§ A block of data
————————
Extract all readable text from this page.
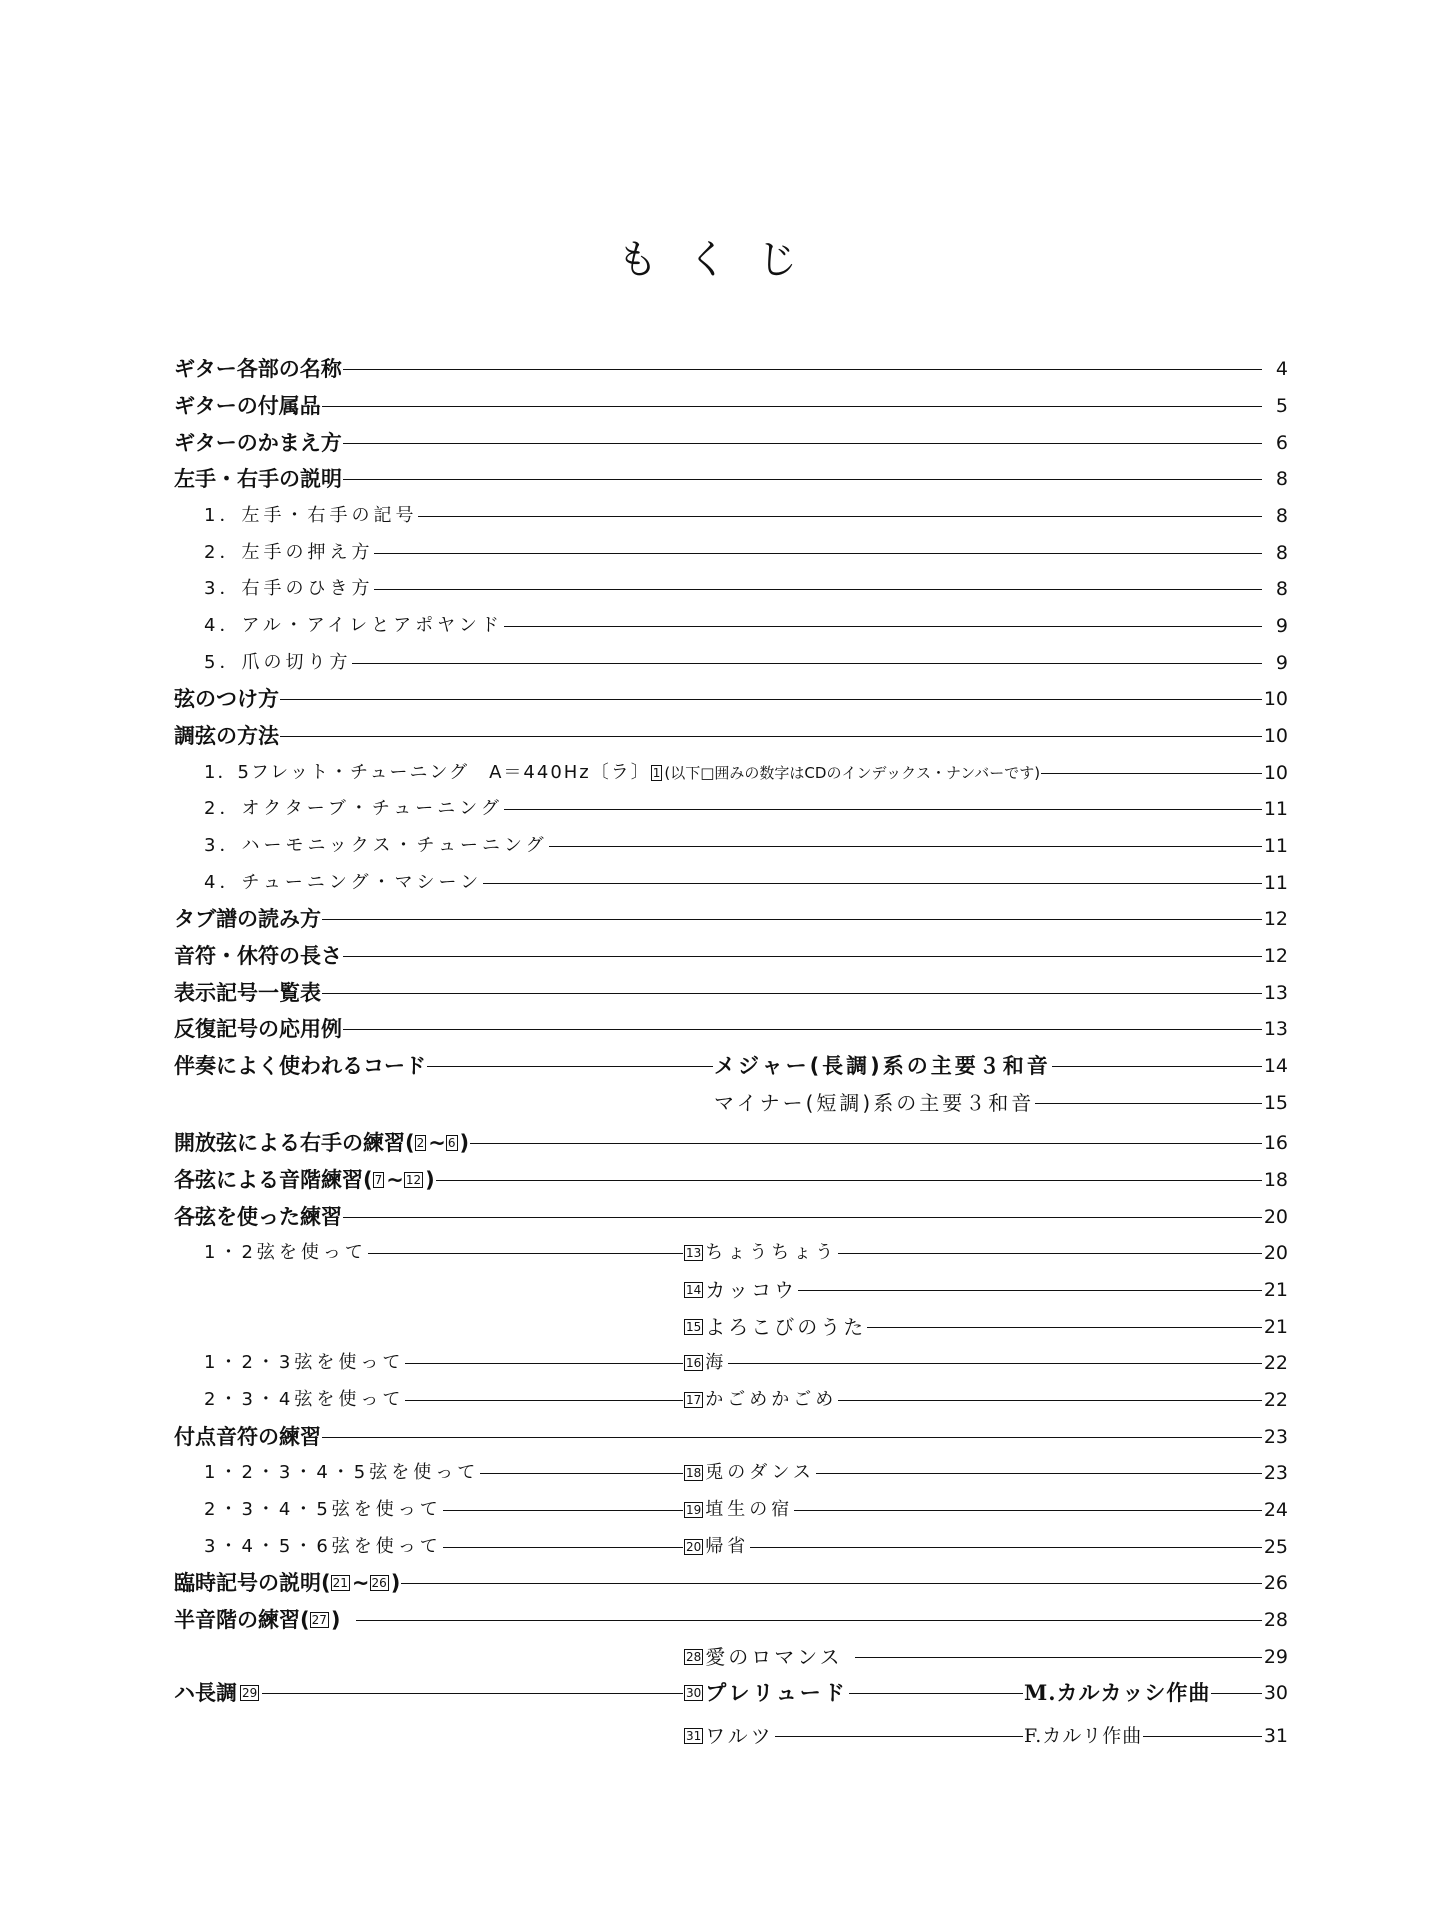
もくじ
ギター各部の名称	4
ギターの付属品	5
ギターのかまえ方	6
左手・右手の説明	8
1．左手・右手の記号	8
2．左手の押え方	8
3．右手のひき方	8
4．アル・アイレとアポヤンド	9
5．爪の切り方	9
弦のつけ方	10
調弦の方法	10
1．5フレット・チューニング　A＝440Hz〔ラ〕 1 (以下□囲みの数字はCDのインデックス・ナンバーです)	10
2．オクターブ・チューニング	11
3．ハーモニックス・チューニング	11
4．チューニング・マシーン	11
タブ譜の読み方	12
音符・休符の長さ	12
表示記号一覧表	13
反復記号の応用例	13
伴奏によく使われるコード	メジャー(長調)系の主要３和音	14
マイナー(短調)系の主要３和音	15
開放弦による右手の練習 ( 2 ~ 6 )	16
各弦による音階練習 ( 7 ~ 12 )	18
各弦を使った練習	20
1・2弦を使って	13 ちょうちょう	20
14 カッコウ	21
15 よろこびのうた	21
1・2・3弦を使って	16 海	22
2・3・4弦を使って	17 かごめかごめ	22
付点音符の練習	23
1・2・3・4・5弦を使って	18 兎のダンス	23
2・3・4・5弦を使って	19 埴生の宿	24
3・4・5・6弦を使って	20 帰省	25
臨時記号の説明 ( 21 ~ 26 )	26
半音階の練習 ( 27 )	28
28 愛のロマンス	29
ハ長調 29	30 プレリュード	M.カルカッシ作曲	30
31 ワルツ	F.カルリ作曲	31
————————
§ STATED TASK
Among the lines of the data, identify those with the word "チューニング". Copy each of them.

§ WRITTEN REPLY
1．5フレット・チューニング　A＝440Hz〔ラ〕 1 (以下□囲みの数字はCDのインデックス・ナンバーです)	10
2．オクターブ・チューニング	11
3．ハーモニックス・チューニング	11
4．チューニング・マシーン	11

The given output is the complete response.